▶ Textausschnitt:
++++++++

Blog Marcel Fratzscher vom 20. Januar 2023
Als Friedrich Merz am 10. Januar in der Sendung Markus Lanz von den "kleinen Paschas" sprach, war ich einer der Gäste der Sendung. Ich habe ihm zwar in anderen Punkten widersprochen, aber zu diesen Aussagen habe ich geschwiegen. Und das bereue ich zutiefst. Erst am nächsten Tag habe ich öffentlich Stellung bezogen, auch zu den angeblich übergriffigen Eltern mit arabischen Wurzeln, die sich nicht an Regeln hielten und staatliche Autorität in Deutschland nicht respektierten.
Als Mensch und als Bürger ist mir der erste Satz des Grundgesetzes sehr wichtig: Die Würde des Menschen ist unantastbar. Solche Aussagen, nicht nur zu arabischen Vätern und kleinen Paschas, sondern auch beispielsweise zu "Sozialtourismus" und zum Bürgergeld, treten die Würde vieler Menschen in unserem Land mit Füßen. Sie stellen ganze Gruppen von Minderheiten unter Generalverdacht von Fehlverhalten, Kriminalität oder gescheiterter Integration.

++++++++

▶ Aufgabenstellung:
1 – Schreiben Sie aus dem Textausschnitt wortgetreu die Passage ab, die mit den Worten „Blog Marcel Fratzscher“ beginnt und nach den Worten „Deutschland nicht respektierten.“ endet.
2 – Beantworten Sie anhand des Textausschnitts:
(a) In welcher Sendung sprach Friedrich Merz von den „kleinen Paschas“?
(b) Welcher Satz des Grundgesetzes wird im Textausschnitt als sehr wichtig genannt?
(c) Wann wurde laut Textausschnitt erstmals öffentlich Stellung bezogen?
3 – Prüfen Sie, ob die folgenden Aussagen mit dem Textausschnitt übereinstimmen:
(a) Den Aussagen zu den „kleinen Paschas“ wurde in der Sendung sofort widersprochen.
(b) Der Blogbeitrag stammt vom 20. Januar 2023.
(c) Solche Aussagen stellen ganze Gruppen von Minderheiten unter Generalverdacht.
Die Datensätze sind eigenständiges Material und gehören nicht zum Textausschnitt.

++++++++

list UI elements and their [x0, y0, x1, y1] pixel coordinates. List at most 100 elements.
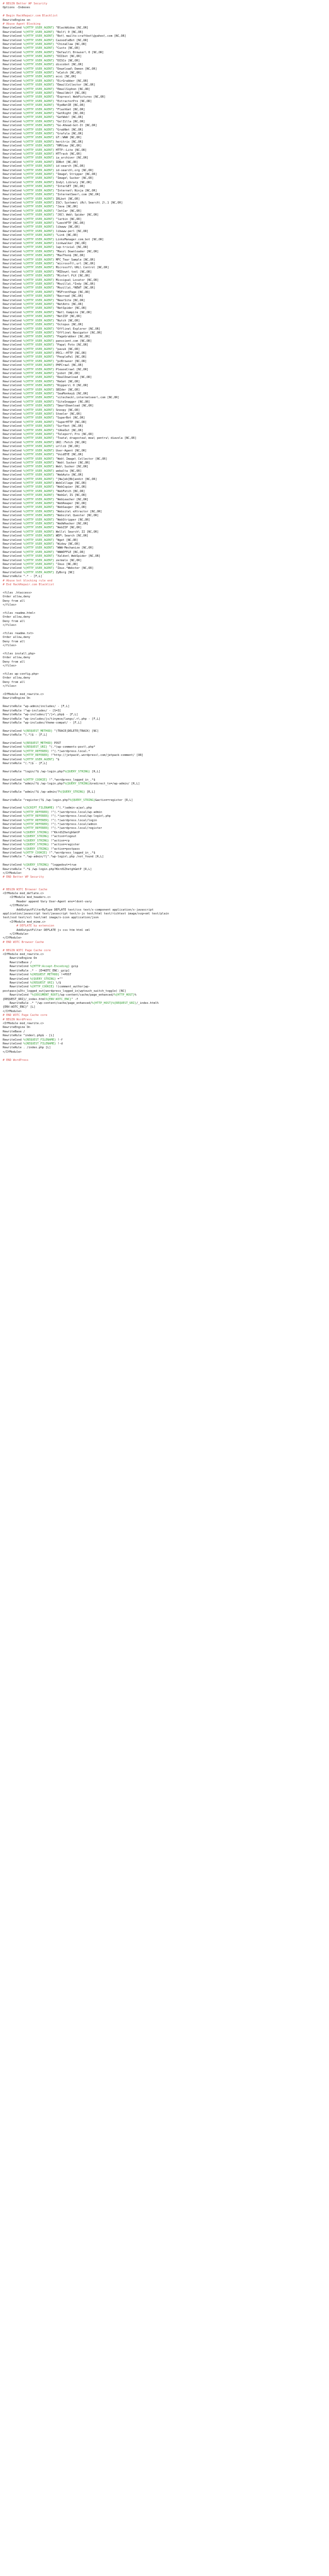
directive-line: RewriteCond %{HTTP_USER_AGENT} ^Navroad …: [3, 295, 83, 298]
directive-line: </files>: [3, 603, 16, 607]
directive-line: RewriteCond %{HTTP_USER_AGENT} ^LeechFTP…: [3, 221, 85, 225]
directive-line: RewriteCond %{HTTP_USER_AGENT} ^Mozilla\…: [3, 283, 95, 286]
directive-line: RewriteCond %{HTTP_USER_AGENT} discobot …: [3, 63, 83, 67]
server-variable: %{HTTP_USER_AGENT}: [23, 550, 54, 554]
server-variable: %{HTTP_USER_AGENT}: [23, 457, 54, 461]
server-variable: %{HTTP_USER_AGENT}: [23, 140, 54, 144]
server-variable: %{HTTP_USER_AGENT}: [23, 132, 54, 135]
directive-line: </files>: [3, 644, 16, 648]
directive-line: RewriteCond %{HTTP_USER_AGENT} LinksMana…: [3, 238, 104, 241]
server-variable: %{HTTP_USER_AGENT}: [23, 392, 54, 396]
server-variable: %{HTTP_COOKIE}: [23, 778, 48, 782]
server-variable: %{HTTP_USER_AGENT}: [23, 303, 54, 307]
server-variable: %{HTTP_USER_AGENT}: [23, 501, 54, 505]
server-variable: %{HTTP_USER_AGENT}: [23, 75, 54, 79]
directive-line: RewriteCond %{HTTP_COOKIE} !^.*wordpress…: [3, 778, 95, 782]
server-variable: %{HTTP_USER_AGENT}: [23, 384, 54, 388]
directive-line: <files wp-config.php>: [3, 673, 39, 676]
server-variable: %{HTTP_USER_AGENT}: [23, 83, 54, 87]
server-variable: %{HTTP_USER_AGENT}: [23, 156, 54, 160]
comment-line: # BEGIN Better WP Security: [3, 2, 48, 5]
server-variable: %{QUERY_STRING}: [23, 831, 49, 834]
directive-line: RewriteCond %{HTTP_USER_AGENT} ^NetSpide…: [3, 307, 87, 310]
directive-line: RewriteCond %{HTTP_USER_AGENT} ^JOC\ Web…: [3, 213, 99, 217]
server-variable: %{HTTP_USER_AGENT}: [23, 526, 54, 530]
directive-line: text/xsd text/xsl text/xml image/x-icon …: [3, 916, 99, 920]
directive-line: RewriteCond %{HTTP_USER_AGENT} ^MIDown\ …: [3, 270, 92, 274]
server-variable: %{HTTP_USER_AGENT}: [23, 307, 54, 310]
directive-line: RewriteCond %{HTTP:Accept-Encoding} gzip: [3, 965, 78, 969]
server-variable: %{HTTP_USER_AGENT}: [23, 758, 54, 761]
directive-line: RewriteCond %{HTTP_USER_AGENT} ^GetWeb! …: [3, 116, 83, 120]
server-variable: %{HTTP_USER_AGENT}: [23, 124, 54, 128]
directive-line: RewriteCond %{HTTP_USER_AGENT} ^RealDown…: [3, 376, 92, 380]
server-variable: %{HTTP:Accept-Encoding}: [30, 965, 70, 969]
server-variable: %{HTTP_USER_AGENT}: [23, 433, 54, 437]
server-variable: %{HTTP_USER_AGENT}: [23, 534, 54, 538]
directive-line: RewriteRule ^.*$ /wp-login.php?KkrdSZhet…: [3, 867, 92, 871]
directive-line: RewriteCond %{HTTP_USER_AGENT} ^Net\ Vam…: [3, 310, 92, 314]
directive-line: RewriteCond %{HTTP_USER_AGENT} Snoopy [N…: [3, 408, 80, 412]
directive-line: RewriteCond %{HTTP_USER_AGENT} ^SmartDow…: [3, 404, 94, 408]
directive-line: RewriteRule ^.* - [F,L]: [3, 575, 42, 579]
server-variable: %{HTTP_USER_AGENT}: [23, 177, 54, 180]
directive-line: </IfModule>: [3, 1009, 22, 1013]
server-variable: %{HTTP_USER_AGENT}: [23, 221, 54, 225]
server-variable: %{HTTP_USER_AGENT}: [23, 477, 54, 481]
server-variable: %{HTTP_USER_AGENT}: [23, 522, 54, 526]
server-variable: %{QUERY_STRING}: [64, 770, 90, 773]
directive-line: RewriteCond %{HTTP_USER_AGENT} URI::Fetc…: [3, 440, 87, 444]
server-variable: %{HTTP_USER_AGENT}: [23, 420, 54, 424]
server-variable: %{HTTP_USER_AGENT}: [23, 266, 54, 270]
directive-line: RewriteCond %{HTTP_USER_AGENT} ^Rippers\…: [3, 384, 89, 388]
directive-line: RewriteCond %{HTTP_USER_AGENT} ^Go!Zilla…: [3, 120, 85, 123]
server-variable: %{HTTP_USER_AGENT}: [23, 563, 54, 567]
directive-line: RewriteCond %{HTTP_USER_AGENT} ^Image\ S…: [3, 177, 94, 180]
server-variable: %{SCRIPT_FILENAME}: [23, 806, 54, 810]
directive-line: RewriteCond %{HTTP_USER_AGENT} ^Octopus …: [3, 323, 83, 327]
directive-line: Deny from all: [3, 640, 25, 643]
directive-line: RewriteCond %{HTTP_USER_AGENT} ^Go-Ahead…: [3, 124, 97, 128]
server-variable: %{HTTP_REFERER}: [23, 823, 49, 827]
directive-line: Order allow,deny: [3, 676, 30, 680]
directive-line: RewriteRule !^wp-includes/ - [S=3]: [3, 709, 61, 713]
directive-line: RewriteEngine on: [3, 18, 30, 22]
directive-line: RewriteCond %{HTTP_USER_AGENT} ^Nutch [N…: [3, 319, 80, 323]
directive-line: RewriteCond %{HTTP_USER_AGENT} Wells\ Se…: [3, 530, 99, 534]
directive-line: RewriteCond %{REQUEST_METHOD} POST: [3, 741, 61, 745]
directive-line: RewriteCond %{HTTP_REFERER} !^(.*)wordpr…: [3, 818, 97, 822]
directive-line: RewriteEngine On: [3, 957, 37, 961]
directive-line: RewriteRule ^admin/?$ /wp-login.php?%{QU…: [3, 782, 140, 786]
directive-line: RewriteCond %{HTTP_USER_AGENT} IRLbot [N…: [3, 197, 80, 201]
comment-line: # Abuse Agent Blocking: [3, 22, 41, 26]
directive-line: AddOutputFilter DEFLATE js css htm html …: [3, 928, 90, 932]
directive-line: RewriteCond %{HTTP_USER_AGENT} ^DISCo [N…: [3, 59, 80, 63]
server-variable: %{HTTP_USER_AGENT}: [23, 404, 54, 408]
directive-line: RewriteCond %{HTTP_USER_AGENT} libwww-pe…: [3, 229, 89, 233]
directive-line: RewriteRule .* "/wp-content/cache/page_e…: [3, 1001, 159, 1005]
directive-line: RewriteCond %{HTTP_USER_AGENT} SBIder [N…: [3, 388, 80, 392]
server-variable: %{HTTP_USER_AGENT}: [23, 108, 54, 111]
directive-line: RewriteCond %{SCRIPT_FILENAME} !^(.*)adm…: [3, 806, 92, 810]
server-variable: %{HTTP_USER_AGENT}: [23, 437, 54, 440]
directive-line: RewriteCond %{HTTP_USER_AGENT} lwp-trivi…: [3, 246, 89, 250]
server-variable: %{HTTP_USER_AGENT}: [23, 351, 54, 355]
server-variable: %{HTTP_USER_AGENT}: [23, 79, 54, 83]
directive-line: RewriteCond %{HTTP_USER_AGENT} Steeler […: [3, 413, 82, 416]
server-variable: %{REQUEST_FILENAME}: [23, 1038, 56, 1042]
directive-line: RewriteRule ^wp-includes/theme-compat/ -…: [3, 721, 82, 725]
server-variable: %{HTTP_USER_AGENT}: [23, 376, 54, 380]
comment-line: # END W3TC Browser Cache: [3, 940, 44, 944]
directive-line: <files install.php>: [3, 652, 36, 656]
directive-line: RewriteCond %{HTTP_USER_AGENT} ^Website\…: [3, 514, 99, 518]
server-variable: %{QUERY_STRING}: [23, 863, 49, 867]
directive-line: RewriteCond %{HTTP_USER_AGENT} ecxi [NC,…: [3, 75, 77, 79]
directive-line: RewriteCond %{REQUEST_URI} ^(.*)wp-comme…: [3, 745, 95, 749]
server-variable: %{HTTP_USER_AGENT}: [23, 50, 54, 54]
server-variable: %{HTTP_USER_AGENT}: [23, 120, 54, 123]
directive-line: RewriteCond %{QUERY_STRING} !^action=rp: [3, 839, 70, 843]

++++++++

▶ Lösungen:
1 –
Blog Marcel Fratzscher vom 20. Januar 2023
Als Friedrich Merz am 10. Januar in der Sendung Markus Lanz von den "kleinen Paschas" sprach, war ich einer der Gäste der Sendung. Ich habe ihm zwar in anderen Punkten widersprochen, aber zu diesen Aussagen habe ich geschwiegen. Und das bereue ich zutiefst. Erst am nächsten Tag habe ich öffentlich Stellung bezogen, auch zu den angeblich übergriffigen Eltern mit arabischen Wurzeln, die sich nicht an Regeln hielten und staatliche Autorität in Deutschland nicht respektierten.

2 –
(a) In der Sendung Markus Lanz.
(b) Der erste Satz: „Die Würde des Menschen ist unantastbar.“
(c) Erst am nächsten Tag nach der Sendung.

3 –
(a) Nein: „aber zu diesen Aussagen habe ich geschwiegen“
(b) Ja: „Blog Marcel Fratzscher vom 20. Januar 2023“
(c) Ja: „Sie stellen ganze Gruppen von Minderheiten unter Generalverdacht von Fehlverhalten, Kriminalität oder gescheiterter Integration.“